%%
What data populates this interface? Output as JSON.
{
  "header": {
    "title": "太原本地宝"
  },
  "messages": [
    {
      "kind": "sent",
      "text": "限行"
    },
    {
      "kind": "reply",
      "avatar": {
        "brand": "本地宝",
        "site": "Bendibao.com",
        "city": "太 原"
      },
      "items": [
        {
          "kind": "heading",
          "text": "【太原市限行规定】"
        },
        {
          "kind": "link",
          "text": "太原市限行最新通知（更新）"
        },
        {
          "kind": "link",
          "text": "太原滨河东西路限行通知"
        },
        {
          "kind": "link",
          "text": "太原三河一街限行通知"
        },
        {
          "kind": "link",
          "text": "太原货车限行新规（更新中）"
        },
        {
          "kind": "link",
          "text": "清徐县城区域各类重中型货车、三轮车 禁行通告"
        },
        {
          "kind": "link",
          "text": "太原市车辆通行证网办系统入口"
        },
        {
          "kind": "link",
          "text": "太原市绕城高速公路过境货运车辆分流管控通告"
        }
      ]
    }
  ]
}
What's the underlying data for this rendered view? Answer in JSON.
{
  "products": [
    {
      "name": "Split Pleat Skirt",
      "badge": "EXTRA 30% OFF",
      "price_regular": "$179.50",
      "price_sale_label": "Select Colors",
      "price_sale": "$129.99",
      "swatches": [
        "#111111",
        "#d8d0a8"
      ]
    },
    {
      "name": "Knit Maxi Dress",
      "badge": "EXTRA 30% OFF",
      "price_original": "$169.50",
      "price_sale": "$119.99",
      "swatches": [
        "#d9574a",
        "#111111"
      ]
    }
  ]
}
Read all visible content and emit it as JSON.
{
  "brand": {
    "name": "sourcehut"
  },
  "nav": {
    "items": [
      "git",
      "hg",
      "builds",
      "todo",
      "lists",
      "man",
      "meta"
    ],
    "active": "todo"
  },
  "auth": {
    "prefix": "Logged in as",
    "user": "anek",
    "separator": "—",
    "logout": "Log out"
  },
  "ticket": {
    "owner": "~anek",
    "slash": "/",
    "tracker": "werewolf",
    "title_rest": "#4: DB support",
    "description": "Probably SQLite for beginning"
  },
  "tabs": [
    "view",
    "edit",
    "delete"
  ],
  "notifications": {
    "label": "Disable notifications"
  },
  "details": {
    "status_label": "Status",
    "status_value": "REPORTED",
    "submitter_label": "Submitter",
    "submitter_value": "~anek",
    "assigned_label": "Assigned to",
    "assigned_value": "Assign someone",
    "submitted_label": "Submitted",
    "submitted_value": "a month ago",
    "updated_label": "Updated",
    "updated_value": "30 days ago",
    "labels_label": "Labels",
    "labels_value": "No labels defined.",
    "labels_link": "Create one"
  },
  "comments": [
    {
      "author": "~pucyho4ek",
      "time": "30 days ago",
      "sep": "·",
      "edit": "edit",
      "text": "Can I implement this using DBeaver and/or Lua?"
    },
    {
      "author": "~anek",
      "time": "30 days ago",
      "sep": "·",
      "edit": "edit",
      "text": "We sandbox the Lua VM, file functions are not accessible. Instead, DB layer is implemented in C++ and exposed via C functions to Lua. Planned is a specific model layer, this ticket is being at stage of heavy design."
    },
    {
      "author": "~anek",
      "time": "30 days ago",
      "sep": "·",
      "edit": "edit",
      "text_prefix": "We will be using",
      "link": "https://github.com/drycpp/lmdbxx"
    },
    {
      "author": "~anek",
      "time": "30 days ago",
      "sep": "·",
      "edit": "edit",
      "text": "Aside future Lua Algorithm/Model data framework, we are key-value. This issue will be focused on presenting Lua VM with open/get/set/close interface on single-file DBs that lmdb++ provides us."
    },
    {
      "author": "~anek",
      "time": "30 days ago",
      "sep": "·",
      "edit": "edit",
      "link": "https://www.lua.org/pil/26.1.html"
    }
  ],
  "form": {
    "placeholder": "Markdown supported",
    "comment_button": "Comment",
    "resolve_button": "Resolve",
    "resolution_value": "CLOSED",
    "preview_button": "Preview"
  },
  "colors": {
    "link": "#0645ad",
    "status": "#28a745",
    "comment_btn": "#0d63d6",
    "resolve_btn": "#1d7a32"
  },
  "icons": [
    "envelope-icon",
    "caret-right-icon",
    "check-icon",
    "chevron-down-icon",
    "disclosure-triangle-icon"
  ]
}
%%
TASK TO CARRY OUT →
Output the records above in their entirety, exactly.

RESULT →
What data populates this interface? Output as JSON.
{
  "header": {
    "title": "太原本地宝"
  },
  "messages": [
    {
      "kind": "sent",
      "text": "限行"
    },
    {
      "kind": "reply",
      "avatar": {
        "brand": "本地宝",
        "site": "Bendibao.com",
        "city": "太 原"
      },
      "items": [
        {
          "kind": "heading",
          "text": "【太原市限行规定】"
        },
        {
          "kind": "link",
          "text": "太原市限行最新通知（更新）"
        },
        {
          "kind": "link",
          "text": "太原滨河东西路限行通知"
        },
        {
          "kind": "link",
          "text": "太原三河一街限行通知"
        },
        {
          "kind": "link",
          "text": "太原货车限行新规（更新中）"
        },
        {
          "kind": "link",
          "text": "清徐县城区域各类重中型货车、三轮车 禁行通告"
        },
        {
          "kind": "link",
          "text": "太原市车辆通行证网办系统入口"
        },
        {
          "kind": "link",
          "text": "太原市绕城高速公路过境货运车辆分流管控通告"
        }
      ]
    }
  ]
}
What's the underlying data for this rendered view? Answer in JSON.
{
  "products": [
    {
      "name": "Split Pleat Skirt",
      "badge": "EXTRA 30% OFF",
      "price_regular": "$179.50",
      "price_sale_label": "Select Colors",
      "price_sale": "$129.99",
      "swatches": [
        "#111111",
        "#d8d0a8"
      ]
    },
    {
      "name": "Knit Maxi Dress",
      "badge": "EXTRA 30% OFF",
      "price_original": "$169.50",
      "price_sale": "$119.99",
      "swatches": [
        "#d9574a",
        "#111111"
      ]
    }
  ]
}
Read all visible content and emit it as JSON.
{
  "brand": {
    "name": "sourcehut"
  },
  "nav": {
    "items": [
      "git",
      "hg",
      "builds",
      "todo",
      "lists",
      "man",
      "meta"
    ],
    "active": "todo"
  },
  "auth": {
    "prefix": "Logged in as",
    "user": "anek",
    "separator": "—",
    "logout": "Log out"
  },
  "ticket": {
    "owner": "~anek",
    "slash": "/",
    "tracker": "werewolf",
    "title_rest": "#4: DB support",
    "description": "Probably SQLite for beginning"
  },
  "tabs": [
    "view",
    "edit",
    "delete"
  ],
  "notifications": {
    "label": "Disable notifications"
  },
  "details": {
    "status_label": "Status",
    "status_value": "REPORTED",
    "submitter_label": "Submitter",
    "submitter_value": "~anek",
    "assigned_label": "Assigned to",
    "assigned_value": "Assign someone",
    "submitted_label": "Submitted",
    "submitted_value": "a month ago",
    "updated_label": "Updated",
    "updated_value": "30 days ago",
    "labels_label": "Labels",
    "labels_value": "No labels defined.",
    "labels_link": "Create one"
  },
  "comments": [
    {
      "author": "~pucyho4ek",
      "time": "30 days ago",
      "sep": "·",
      "edit": "edit",
      "text": "Can I implement this using DBeaver and/or Lua?"
    },
    {
      "author": "~anek",
      "time": "30 days ago",
      "sep": "·",
      "edit": "edit",
      "text": "We sandbox the Lua VM, file functions are not accessible. Instead, DB layer is implemented in C++ and exposed via C functions to Lua. Planned is a specific model layer, this ticket is being at stage of heavy design."
    },
    {
      "author": "~anek",
      "time": "30 days ago",
      "sep": "·",
      "edit": "edit",
      "text_prefix": "We will be using",
      "link": "https://github.com/drycpp/lmdbxx"
    },
    {
      "author": "~anek",
      "time": "30 days ago",
      "sep": "·",
      "edit": "edit",
      "text": "Aside future Lua Algorithm/Model data framework, we are key-value. This issue will be focused on presenting Lua VM with open/get/set/close interface on single-file DBs that lmdb++ provides us."
    },
    {
      "author": "~anek",
      "time": "30 days ago",
      "sep": "·",
      "edit": "edit",
      "link": "https://www.lua.org/pil/26.1.html"
    }
  ],
  "form": {
    "placeholder": "Markdown supported",
    "comment_button": "Comment",
    "resolve_button": "Resolve",
    "resolution_value": "CLOSED",
    "preview_button": "Preview"
  },
  "colors": {
    "link": "#0645ad",
    "status": "#28a745",
    "comment_btn": "#0d63d6",
    "resolve_btn": "#1d7a32"
  },
  "icons": [
    "envelope-icon",
    "caret-right-icon",
    "check-icon",
    "chevron-down-icon",
    "disclosure-triangle-icon"
  ]
}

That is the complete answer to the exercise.